Problem to solve → Identify the lines containing the word "year". Copy each one.

(Entries with figure data)
Start
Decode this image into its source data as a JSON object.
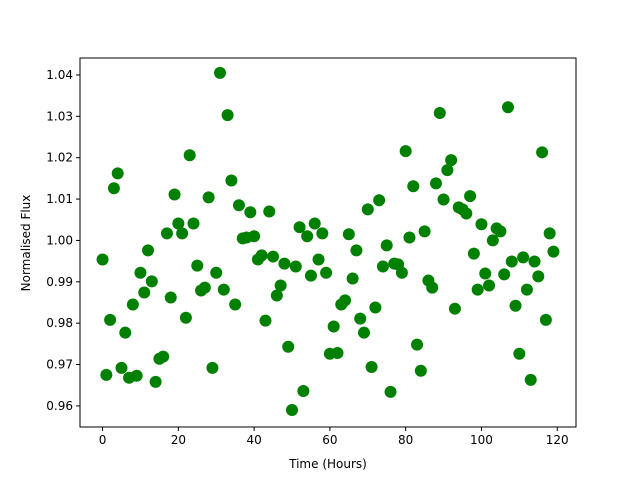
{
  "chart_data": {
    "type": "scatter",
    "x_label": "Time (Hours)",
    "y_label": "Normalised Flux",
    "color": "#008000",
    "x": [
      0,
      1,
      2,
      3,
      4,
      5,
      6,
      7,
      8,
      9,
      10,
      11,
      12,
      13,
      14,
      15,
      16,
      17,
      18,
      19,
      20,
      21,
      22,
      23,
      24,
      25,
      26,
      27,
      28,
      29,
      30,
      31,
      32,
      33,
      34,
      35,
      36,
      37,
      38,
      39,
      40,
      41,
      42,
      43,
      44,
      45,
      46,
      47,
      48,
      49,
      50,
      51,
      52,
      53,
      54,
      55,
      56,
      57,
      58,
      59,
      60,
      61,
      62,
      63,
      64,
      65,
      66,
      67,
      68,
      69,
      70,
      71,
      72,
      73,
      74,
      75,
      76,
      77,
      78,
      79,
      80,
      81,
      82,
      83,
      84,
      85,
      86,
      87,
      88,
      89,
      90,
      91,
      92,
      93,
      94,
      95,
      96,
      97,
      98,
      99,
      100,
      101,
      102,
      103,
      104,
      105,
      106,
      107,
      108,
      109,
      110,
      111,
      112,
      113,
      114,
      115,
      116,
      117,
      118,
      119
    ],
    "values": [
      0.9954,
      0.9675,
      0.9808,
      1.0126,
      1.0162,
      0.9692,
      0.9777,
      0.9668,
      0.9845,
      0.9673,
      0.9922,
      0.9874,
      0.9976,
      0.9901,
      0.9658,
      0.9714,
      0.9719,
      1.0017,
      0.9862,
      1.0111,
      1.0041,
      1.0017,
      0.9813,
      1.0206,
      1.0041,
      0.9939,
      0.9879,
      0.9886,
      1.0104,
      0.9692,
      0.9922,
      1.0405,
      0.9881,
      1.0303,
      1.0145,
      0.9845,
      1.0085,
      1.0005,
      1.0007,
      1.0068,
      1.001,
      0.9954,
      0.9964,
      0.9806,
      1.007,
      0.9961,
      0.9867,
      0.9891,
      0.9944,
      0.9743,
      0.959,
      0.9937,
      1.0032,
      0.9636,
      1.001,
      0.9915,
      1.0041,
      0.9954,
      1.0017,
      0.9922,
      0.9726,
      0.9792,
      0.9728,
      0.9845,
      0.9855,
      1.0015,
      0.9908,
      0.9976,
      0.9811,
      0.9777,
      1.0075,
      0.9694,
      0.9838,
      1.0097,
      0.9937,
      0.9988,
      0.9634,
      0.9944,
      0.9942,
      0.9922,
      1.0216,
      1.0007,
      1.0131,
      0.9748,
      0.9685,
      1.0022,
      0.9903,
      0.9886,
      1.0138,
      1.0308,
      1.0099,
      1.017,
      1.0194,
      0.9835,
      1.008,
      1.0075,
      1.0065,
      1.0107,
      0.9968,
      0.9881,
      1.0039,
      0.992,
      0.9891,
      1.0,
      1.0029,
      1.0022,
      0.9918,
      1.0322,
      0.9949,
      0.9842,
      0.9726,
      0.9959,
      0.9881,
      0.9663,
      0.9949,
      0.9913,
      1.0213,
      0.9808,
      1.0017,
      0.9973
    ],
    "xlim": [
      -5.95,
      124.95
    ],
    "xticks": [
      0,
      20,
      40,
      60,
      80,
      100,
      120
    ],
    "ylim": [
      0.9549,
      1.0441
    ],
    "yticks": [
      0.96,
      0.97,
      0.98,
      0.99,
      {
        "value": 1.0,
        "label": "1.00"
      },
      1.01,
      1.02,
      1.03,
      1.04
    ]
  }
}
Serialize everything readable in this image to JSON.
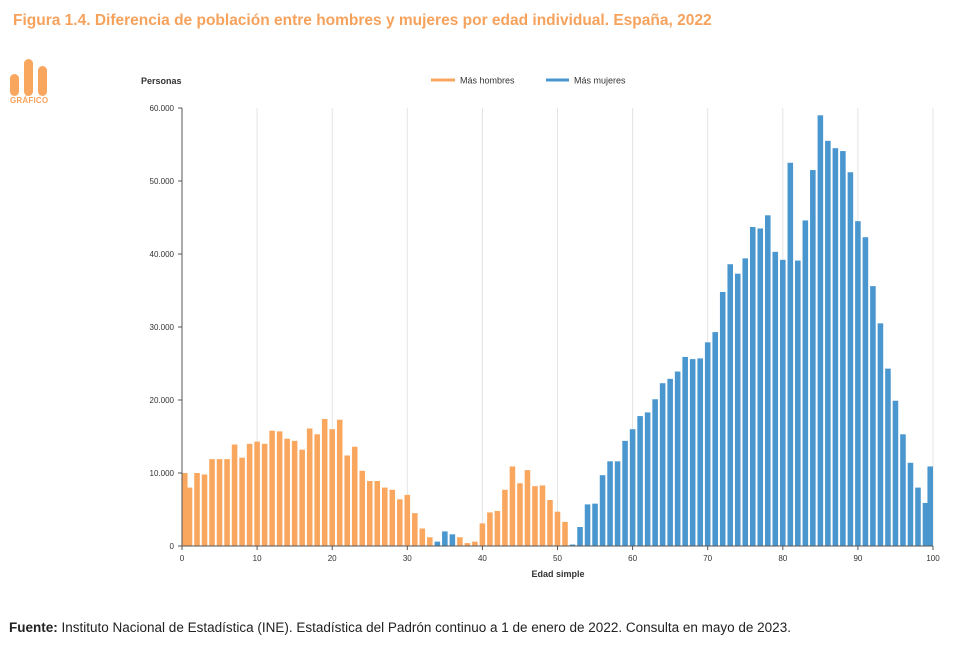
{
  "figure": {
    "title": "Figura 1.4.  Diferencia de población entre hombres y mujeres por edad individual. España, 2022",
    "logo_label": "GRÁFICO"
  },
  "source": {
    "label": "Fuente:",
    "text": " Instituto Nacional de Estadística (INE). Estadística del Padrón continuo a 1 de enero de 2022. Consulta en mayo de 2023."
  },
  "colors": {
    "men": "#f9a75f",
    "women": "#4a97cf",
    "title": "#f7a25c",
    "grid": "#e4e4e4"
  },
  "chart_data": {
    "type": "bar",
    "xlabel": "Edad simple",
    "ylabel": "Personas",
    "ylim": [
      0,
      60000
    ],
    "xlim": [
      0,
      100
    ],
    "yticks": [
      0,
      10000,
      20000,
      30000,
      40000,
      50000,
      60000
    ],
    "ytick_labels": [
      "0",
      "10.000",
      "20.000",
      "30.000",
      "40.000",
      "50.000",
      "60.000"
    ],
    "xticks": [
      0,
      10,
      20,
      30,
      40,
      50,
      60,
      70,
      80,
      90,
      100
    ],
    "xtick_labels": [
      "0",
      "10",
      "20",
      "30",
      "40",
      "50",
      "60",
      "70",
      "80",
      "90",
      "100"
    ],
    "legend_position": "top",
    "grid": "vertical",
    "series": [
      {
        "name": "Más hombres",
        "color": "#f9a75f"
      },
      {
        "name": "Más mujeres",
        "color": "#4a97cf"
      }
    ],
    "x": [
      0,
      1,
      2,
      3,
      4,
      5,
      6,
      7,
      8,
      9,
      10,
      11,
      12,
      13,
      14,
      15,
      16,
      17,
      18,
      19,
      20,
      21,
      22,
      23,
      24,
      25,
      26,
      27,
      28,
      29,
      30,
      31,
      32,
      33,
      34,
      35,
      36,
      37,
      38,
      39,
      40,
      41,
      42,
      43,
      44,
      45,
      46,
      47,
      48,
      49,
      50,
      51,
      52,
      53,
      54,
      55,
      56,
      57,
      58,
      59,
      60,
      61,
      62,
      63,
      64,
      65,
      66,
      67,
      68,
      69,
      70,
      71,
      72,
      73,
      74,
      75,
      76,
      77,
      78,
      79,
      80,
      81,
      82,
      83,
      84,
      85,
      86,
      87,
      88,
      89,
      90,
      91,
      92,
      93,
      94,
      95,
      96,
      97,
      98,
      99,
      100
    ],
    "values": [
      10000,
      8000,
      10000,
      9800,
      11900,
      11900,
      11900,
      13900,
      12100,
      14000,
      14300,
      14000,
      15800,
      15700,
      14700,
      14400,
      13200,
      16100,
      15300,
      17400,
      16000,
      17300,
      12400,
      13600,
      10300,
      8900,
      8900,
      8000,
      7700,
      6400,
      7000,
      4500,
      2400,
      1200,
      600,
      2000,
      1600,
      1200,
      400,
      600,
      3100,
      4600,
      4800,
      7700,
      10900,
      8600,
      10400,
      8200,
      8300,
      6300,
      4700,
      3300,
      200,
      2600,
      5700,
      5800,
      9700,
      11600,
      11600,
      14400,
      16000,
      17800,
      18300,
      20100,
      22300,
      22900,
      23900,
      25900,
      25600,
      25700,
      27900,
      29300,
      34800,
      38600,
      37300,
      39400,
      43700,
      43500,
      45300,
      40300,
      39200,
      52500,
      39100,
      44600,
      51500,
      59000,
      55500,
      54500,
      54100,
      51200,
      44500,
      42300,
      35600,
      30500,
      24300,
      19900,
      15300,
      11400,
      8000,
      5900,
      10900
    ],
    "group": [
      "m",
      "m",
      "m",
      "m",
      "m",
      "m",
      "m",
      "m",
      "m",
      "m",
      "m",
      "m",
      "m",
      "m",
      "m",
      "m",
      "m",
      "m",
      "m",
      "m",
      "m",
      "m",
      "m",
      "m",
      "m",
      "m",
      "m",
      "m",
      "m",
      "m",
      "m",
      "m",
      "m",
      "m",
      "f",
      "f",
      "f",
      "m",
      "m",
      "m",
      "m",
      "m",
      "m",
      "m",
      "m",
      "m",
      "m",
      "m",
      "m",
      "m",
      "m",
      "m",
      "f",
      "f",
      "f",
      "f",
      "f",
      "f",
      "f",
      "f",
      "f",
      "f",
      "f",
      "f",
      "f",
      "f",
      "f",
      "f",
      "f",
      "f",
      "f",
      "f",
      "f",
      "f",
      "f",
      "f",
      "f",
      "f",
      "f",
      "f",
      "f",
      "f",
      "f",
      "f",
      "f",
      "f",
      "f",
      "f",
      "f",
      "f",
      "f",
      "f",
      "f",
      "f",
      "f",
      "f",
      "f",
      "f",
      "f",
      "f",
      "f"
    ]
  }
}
End
Start
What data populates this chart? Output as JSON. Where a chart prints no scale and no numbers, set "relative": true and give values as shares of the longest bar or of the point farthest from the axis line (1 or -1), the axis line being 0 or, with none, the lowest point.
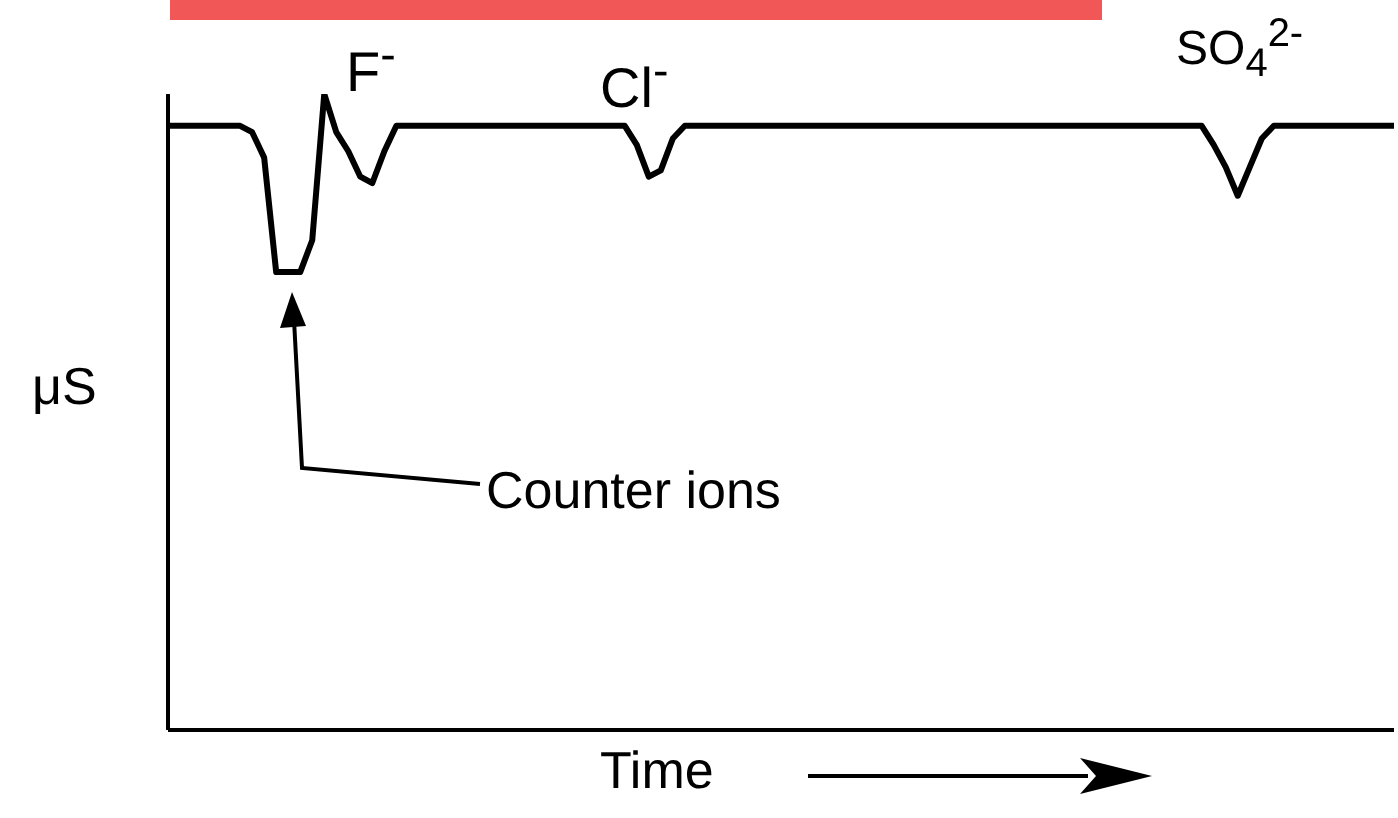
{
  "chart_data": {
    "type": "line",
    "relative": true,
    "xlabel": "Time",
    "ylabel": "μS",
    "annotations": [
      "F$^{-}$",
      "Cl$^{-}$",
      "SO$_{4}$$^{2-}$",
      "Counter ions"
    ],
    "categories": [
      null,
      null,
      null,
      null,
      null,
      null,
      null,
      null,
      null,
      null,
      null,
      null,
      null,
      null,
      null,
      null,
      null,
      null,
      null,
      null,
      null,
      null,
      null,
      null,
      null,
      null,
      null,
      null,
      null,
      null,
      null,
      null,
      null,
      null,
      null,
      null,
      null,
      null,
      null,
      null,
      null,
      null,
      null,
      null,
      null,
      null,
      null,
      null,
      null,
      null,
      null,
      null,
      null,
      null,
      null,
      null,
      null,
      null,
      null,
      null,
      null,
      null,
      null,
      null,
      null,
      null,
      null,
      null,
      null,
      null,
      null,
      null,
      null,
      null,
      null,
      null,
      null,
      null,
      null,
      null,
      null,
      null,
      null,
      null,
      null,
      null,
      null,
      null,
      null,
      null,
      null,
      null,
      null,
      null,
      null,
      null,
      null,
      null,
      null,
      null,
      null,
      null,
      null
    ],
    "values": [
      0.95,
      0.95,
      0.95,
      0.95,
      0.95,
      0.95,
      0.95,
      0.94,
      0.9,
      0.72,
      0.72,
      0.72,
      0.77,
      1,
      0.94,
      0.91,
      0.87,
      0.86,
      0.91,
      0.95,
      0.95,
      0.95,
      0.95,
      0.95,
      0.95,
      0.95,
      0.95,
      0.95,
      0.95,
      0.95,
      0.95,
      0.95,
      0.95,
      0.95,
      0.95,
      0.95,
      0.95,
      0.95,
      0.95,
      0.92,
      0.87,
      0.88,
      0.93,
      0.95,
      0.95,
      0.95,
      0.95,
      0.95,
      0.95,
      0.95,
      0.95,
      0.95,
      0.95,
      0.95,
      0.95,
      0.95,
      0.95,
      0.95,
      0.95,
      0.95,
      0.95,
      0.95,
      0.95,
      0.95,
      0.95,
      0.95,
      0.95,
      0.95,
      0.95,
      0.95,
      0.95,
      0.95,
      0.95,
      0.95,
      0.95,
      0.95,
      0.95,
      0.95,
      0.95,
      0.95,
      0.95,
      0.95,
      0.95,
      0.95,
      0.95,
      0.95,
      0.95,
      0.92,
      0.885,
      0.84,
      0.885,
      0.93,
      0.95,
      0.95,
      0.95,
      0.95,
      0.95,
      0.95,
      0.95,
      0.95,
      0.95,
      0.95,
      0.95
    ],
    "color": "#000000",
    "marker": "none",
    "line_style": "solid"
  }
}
End
Start
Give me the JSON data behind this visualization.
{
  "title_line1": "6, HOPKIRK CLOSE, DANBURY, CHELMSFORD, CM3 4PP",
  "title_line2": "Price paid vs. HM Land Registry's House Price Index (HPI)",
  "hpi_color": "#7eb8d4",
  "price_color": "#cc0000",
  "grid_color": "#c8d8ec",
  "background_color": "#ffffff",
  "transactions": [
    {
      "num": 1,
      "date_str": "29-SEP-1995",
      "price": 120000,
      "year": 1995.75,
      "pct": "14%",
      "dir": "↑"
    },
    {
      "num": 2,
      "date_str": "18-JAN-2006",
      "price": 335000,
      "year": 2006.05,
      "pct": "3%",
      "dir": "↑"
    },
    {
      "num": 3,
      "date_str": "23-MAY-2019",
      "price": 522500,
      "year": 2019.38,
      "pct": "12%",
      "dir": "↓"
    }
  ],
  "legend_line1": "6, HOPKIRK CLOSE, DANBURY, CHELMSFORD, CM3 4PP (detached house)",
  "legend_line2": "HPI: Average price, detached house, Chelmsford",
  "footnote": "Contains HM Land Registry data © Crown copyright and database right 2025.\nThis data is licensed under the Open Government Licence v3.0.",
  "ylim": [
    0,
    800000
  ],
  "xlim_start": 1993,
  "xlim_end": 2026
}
End
Answer →
      "year": 1995.75,
      "year": 2006.05,
      "year": 2019.38,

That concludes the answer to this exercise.